To be done
From the entries below, copy out every line with "Ideas" in it.

Given data
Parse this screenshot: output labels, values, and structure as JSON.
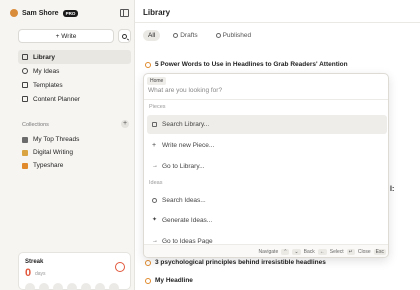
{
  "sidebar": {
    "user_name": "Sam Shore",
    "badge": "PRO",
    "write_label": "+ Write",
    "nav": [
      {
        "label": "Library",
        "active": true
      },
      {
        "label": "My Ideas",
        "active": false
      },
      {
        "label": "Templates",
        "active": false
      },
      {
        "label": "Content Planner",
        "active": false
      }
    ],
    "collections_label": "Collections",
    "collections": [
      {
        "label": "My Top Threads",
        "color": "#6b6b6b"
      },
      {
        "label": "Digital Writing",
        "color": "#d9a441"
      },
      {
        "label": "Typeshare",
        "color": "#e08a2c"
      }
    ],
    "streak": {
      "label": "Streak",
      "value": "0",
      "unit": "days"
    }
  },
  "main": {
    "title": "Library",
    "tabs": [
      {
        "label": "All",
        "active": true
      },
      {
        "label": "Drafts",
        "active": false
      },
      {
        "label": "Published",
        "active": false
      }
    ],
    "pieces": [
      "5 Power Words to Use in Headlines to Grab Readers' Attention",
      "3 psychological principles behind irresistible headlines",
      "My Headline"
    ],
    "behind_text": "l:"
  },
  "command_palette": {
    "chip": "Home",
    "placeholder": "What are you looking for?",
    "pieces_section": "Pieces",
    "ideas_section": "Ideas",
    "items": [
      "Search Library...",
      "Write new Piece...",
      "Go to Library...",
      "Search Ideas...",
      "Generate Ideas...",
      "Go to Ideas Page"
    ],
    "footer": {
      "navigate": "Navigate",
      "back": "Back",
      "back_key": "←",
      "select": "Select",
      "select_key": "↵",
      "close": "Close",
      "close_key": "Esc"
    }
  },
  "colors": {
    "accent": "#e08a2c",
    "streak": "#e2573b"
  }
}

Task output
        "label": "My Ideas",
    "ideas_section": "Ideas",
      "Search Ideas...",
      "Generate Ideas...",
      "Go to Ideas Page"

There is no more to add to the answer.